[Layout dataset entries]
════════
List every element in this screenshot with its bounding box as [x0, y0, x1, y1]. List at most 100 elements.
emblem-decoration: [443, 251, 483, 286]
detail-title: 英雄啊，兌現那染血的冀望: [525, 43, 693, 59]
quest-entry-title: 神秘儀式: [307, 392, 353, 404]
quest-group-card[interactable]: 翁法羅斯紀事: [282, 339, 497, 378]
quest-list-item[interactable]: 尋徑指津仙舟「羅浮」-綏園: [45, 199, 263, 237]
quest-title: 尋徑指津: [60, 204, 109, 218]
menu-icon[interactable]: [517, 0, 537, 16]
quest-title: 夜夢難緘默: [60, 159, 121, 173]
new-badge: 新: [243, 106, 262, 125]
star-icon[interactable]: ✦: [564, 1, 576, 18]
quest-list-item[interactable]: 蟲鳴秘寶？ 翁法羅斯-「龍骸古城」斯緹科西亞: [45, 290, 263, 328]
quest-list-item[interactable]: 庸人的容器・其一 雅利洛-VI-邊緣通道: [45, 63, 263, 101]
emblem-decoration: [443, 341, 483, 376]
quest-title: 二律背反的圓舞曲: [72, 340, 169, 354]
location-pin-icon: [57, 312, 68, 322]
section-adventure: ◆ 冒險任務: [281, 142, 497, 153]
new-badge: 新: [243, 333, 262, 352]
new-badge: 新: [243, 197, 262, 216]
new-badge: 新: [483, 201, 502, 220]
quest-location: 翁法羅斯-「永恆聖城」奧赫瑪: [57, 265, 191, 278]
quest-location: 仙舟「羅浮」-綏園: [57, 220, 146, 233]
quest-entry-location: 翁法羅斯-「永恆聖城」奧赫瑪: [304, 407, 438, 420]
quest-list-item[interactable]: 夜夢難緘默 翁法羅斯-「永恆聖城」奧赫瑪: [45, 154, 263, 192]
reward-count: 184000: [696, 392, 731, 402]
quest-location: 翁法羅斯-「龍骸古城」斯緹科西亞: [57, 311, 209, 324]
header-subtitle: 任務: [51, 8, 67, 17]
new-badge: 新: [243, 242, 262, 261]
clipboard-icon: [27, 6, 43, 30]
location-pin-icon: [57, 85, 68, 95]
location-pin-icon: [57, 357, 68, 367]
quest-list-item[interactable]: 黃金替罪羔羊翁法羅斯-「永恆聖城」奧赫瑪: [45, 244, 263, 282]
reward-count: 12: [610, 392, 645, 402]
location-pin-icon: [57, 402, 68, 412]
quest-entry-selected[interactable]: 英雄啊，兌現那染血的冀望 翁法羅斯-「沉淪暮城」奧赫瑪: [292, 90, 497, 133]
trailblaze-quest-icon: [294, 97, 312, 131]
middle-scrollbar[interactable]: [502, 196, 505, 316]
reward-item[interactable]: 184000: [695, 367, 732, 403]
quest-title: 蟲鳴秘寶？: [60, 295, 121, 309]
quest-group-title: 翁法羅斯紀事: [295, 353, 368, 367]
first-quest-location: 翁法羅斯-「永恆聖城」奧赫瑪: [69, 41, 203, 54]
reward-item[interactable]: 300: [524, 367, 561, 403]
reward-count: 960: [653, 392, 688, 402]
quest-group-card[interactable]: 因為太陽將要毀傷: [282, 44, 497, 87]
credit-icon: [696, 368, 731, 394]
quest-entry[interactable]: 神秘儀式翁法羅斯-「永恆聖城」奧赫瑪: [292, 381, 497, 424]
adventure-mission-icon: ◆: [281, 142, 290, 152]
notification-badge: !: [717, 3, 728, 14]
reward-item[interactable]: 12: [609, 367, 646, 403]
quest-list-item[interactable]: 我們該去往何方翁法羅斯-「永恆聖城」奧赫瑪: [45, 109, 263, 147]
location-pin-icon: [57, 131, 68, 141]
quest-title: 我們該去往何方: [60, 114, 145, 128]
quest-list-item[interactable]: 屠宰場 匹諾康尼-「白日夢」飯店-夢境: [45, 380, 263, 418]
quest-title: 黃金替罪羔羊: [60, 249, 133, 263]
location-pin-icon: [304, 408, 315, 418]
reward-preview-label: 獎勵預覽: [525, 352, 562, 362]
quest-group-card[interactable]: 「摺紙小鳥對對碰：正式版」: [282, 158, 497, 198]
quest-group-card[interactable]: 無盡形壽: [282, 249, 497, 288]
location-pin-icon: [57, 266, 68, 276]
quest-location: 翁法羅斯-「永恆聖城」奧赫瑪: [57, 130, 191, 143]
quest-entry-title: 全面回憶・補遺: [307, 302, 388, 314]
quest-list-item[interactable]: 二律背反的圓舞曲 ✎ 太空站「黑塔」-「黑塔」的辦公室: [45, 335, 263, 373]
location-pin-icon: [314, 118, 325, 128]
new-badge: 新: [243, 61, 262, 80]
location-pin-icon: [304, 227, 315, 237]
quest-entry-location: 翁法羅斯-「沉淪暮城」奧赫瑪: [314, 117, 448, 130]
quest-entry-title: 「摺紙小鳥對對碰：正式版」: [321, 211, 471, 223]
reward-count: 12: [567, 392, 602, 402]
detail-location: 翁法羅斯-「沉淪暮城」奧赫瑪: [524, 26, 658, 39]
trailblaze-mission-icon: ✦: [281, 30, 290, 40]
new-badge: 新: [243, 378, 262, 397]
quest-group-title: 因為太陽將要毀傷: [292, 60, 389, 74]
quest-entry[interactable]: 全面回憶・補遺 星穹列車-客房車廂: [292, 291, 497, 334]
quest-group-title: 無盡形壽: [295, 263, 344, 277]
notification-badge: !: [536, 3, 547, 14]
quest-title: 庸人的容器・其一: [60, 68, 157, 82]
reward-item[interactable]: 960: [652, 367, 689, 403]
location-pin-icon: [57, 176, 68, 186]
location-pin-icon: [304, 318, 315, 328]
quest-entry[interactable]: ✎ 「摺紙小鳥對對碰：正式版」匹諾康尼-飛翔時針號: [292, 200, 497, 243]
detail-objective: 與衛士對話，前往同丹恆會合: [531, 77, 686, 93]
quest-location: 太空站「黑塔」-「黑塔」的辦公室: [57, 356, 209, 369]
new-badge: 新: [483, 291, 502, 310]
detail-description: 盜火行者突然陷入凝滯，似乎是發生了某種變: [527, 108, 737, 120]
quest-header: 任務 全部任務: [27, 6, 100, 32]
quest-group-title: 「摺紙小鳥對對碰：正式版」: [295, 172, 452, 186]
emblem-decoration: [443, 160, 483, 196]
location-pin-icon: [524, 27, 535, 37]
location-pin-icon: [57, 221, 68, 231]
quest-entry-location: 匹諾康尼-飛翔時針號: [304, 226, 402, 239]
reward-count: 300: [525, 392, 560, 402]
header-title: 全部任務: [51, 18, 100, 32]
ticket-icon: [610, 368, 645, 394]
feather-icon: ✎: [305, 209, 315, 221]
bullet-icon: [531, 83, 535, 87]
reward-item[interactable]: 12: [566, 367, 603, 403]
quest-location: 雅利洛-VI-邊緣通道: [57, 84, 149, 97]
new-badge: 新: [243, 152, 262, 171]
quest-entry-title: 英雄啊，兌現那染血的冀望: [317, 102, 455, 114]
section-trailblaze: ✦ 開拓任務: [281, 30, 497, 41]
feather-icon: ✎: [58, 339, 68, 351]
════════
◆ **WHAT IS EXPECTED**:
Duplicate all of the data above line for line, with no changes.

◆ **WRITTEN SOLUTION**:
List every element in this screenshot with its bounding box as [x0, y0, x1, y1]. List at most 100 elements.
emblem-decoration: [443, 251, 483, 286]
detail-title: 英雄啊，兌現那染血的冀望: [525, 43, 693, 59]
quest-entry-title: 神秘儀式: [307, 392, 353, 404]
quest-group-card[interactable]: 翁法羅斯紀事: [282, 339, 497, 378]
quest-list-item[interactable]: 尋徑指津仙舟「羅浮」-綏園: [45, 199, 263, 237]
quest-title: 尋徑指津: [60, 204, 109, 218]
menu-icon[interactable]: [517, 0, 537, 16]
quest-title: 夜夢難緘默: [60, 159, 121, 173]
new-badge: 新: [243, 106, 262, 125]
star-icon[interactable]: ✦: [564, 1, 576, 18]
quest-list-item[interactable]: 蟲鳴秘寶？ 翁法羅斯-「龍骸古城」斯緹科西亞: [45, 290, 263, 328]
quest-list-item[interactable]: 庸人的容器・其一 雅利洛-VI-邊緣通道: [45, 63, 263, 101]
emblem-decoration: [443, 341, 483, 376]
quest-title: 二律背反的圓舞曲: [72, 340, 169, 354]
location-pin-icon: [57, 312, 68, 322]
section-adventure: ◆ 冒險任務: [281, 142, 497, 153]
new-badge: 新: [243, 333, 262, 352]
new-badge: 新: [243, 197, 262, 216]
new-badge: 新: [483, 201, 502, 220]
quest-location: 翁法羅斯-「永恆聖城」奧赫瑪: [57, 265, 191, 278]
quest-location: 仙舟「羅浮」-綏園: [57, 220, 146, 233]
quest-entry-location: 翁法羅斯-「永恆聖城」奧赫瑪: [304, 407, 438, 420]
quest-list-item[interactable]: 夜夢難緘默 翁法羅斯-「永恆聖城」奧赫瑪: [45, 154, 263, 192]
reward-count: 184000: [696, 392, 731, 402]
quest-location: 翁法羅斯-「龍骸古城」斯緹科西亞: [57, 311, 209, 324]
header-subtitle: 任務: [51, 8, 67, 17]
new-badge: 新: [243, 242, 262, 261]
clipboard-icon: [27, 6, 43, 30]
location-pin-icon: [57, 85, 68, 95]
location-pin-icon: [57, 357, 68, 367]
quest-list-item[interactable]: 黃金替罪羔羊翁法羅斯-「永恆聖城」奧赫瑪: [45, 244, 263, 282]
reward-count: 12: [610, 392, 645, 402]
location-pin-icon: [57, 402, 68, 412]
quest-entry-selected[interactable]: 英雄啊，兌現那染血的冀望 翁法羅斯-「沉淪暮城」奧赫瑪: [292, 90, 497, 133]
trailblaze-quest-icon: [294, 97, 312, 131]
middle-scrollbar[interactable]: [502, 196, 505, 316]
reward-item[interactable]: 184000: [695, 367, 732, 403]
quest-title: 蟲鳴秘寶？: [60, 295, 121, 309]
quest-group-title: 翁法羅斯紀事: [295, 353, 368, 367]
first-quest-location: 翁法羅斯-「永恆聖城」奧赫瑪: [69, 41, 203, 54]
reward-item[interactable]: 300: [524, 367, 561, 403]
reward-count: 960: [653, 392, 688, 402]
quest-group-card[interactable]: 因為太陽將要毀傷: [282, 44, 497, 87]
credit-icon: [696, 368, 731, 394]
quest-entry[interactable]: 神秘儀式翁法羅斯-「永恆聖城」奧赫瑪: [292, 381, 497, 424]
adventure-mission-icon: ◆: [281, 142, 290, 152]
notification-badge: !: [717, 3, 728, 14]
reward-item[interactable]: 12: [609, 367, 646, 403]
quest-list-item[interactable]: 我們該去往何方翁法羅斯-「永恆聖城」奧赫瑪: [45, 109, 263, 147]
location-pin-icon: [57, 131, 68, 141]
quest-title: 我們該去往何方: [60, 114, 145, 128]
quest-list-item[interactable]: 屠宰場 匹諾康尼-「白日夢」飯店-夢境: [45, 380, 263, 418]
quest-title: 黃金替罪羔羊: [60, 249, 133, 263]
location-pin-icon: [304, 408, 315, 418]
reward-preview-label: 獎勵預覽: [525, 352, 562, 362]
quest-group-card[interactable]: 「摺紙小鳥對對碰：正式版」: [282, 158, 497, 198]
quest-group-card[interactable]: 無盡形壽: [282, 249, 497, 288]
location-pin-icon: [57, 266, 68, 276]
quest-location: 翁法羅斯-「永恆聖城」奧赫瑪: [57, 130, 191, 143]
quest-entry-title: 全面回憶・補遺: [307, 302, 388, 314]
quest-list-item[interactable]: 二律背反的圓舞曲 ✎ 太空站「黑塔」-「黑塔」的辦公室: [45, 335, 263, 373]
location-pin-icon: [314, 118, 325, 128]
new-badge: 新: [243, 61, 262, 80]
location-pin-icon: [304, 227, 315, 237]
quest-entry-location: 翁法羅斯-「沉淪暮城」奧赫瑪: [314, 117, 448, 130]
quest-entry-title: 「摺紙小鳥對對碰：正式版」: [321, 211, 471, 223]
reward-count: 12: [567, 392, 602, 402]
detail-location: 翁法羅斯-「沉淪暮城」奧赫瑪: [524, 26, 658, 39]
trailblaze-mission-icon: ✦: [281, 30, 290, 40]
new-badge: 新: [243, 378, 262, 397]
quest-group-title: 因為太陽將要毀傷: [292, 60, 389, 74]
quest-entry[interactable]: 全面回憶・補遺 星穹列車-客房車廂: [292, 291, 497, 334]
quest-group-title: 無盡形壽: [295, 263, 344, 277]
notification-badge: !: [536, 3, 547, 14]
quest-title: 庸人的容器・其一: [60, 68, 157, 82]
reward-item[interactable]: 960: [652, 367, 689, 403]
location-pin-icon: [57, 176, 68, 186]
location-pin-icon: [304, 318, 315, 328]
quest-entry[interactable]: ✎ 「摺紙小鳥對對碰：正式版」匹諾康尼-飛翔時針號: [292, 200, 497, 243]
detail-objective: 與衛士對話，前往同丹恆會合: [531, 77, 686, 93]
quest-location: 太空站「黑塔」-「黑塔」的辦公室: [57, 356, 209, 369]
new-badge: 新: [483, 291, 502, 310]
detail-description: 盜火行者突然陷入凝滯，似乎是發生了某種變: [527, 108, 737, 120]
quest-header: 任務 全部任務: [27, 6, 100, 32]
quest-group-title: 「摺紙小鳥對對碰：正式版」: [295, 172, 452, 186]
emblem-decoration: [443, 160, 483, 196]
location-pin-icon: [524, 27, 535, 37]
location-pin-icon: [57, 221, 68, 231]
quest-entry-location: 匹諾康尼-飛翔時針號: [304, 226, 402, 239]
reward-count: 300: [525, 392, 560, 402]
header-title: 全部任務: [51, 18, 100, 32]
ticket-icon: [610, 368, 645, 394]
feather-icon: ✎: [305, 209, 315, 221]
bullet-icon: [531, 83, 535, 87]
reward-item[interactable]: 12: [566, 367, 603, 403]
quest-location: 雅利洛-VI-邊緣通道: [57, 84, 149, 97]
new-badge: 新: [243, 152, 262, 171]
quest-entry-title: 英雄啊，兌現那染血的冀望: [317, 102, 455, 114]
section-trailblaze: ✦ 開拓任務: [281, 30, 497, 41]
feather-icon: ✎: [58, 339, 68, 351]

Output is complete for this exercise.